PASSAGE PROVIDED>
--- Begin ---

When that broad timeframe was agreed upon by Maduro and his adversaries in October, the intervening months were meant to allow campaigns to mobilize, officials to update voter rolls, and international electoral observers to plan and deploy a mission.

Crucially, the October agreement, signed in the Caribbean island of Barbados and focused on conditions meant to level the playing field for the 2024 election, also called on both sides to “promote the authorization of all presidential candidates and political parties” to participate in the election as long as they comply with the law.

But in January, the country’s top court ratified an administrative decision banning Maduro’s strongest adversary this year, Maria Corina Machado, from running for office.

Amoroso, under his previous capacity as the country’s comptroller, signed the announcement of Machado’s ban from office last summer. He did not address her candidacy during his nationally televised announcement Tuesday, just four days after lawmakers proposed to the ruling party-loyal National Electoral Council more than 20 possible options, ranging from as soon as mid-April to as late as December.

Last month, the opposition’s chief negotiator, Gerardo Blyde, said the group favored a December vote.

National Electoral Council (CNE) President Elvis Hidrobo Amoroso, waves to the press at the National Electoral Council headquarters, Tuesday, March 5, 2024. Amoroso announced that Venezuela’s presidential election will take place on July 28. Behind is a portrait of independence hero Simon Bolivar. (AP Photo/Ariana Cubillos)

David Smilde, an expert on Venezuelan politics at Tulane University, said Maduro’s government seeks to thread the needle with the July 28 date, fulfilling enough the Barbados agreement to keep it alive “while pushing on the opposition to try to get it to split or abstain.”

“An ideal outcome for Chavismo would be for the opposition to split or abstain, allowing Maduro to win on a relatively clean Election Day,” he said, referring to the political movement started by Chávez, Maduro’s mentor and predecessor. “And with less than five months, this also puts international observation in a tight spot.”

International electoral observers typically need several months to prepare for an election.

Amoroso said campaigning will be allowed from July 4-25.

The Unitary Platform and Maduro’s government agreed in October during talks in Barbados that the election should be held in the second half of the year while not specifying which month. The agreement earned Maduro relief from some economic sanctions imposed by the U.S.

--- End ---

DATASET EXTRACT>
--- Begin ---

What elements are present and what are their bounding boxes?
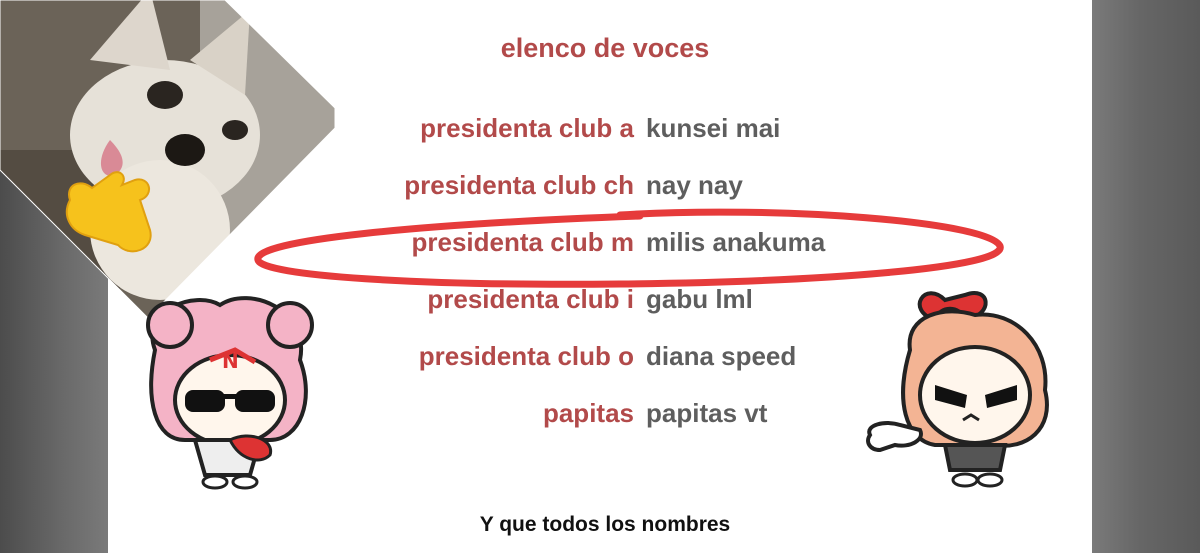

--- End ---

WORK TO DO>
1/ According to the report on Venezuela's presidential election, during which dates will campaigning be allowed?
2/ Resume the report on Venezuela's presidential election, starting after its final sentence.
The material was taken from a source separate from the report on Venezuela's presidential election.

RESULTS OF THE TASKS>
1/ Campaigning will be allowed from July 4 to July 25.

2/
Machado has insisted throughout her campaign that voters, not ruling-party loyalists, are the rightful decision-makers of her candidacy. On Tuesday, she asked supporters gathered for a rally in western Venezuela for “calm and firmness” in the coming days, but she did not offer any explanations on how she intends to overcome the ban against her.

Machado won an independently run primary held last year by the Unitary Platform, the U.S.-backed opposition faction. She won more than 90% of the vote, with more than 2 million voters turning out for the primary including in strongholds of Maduro’s ruling party.

Tuesday was the 11th anniversary of Chávez death. Smylde said the ruling party will use his birthday to mobilize voters.

While the opposition’s candidate remains in doubt, Maduro will be seeking six more years in office. His entire decade-long presidency has been marked by political, social and economic crisis. Under his watch, millions of Venezuelans have fallen into poverty and more than 7.4 million have migrated.

Benigno Alarcón, political science professor at the Andrés Bello Catholic University of Caracas, said the tight schedule “promises to be full of big questions” but the ruling party is betting on the criticism to eventually subside and not bring major consequences like in the last election cycle, which led to crippling economic sanctions and the recognition of an opposition leader as the country’s legitimate leader.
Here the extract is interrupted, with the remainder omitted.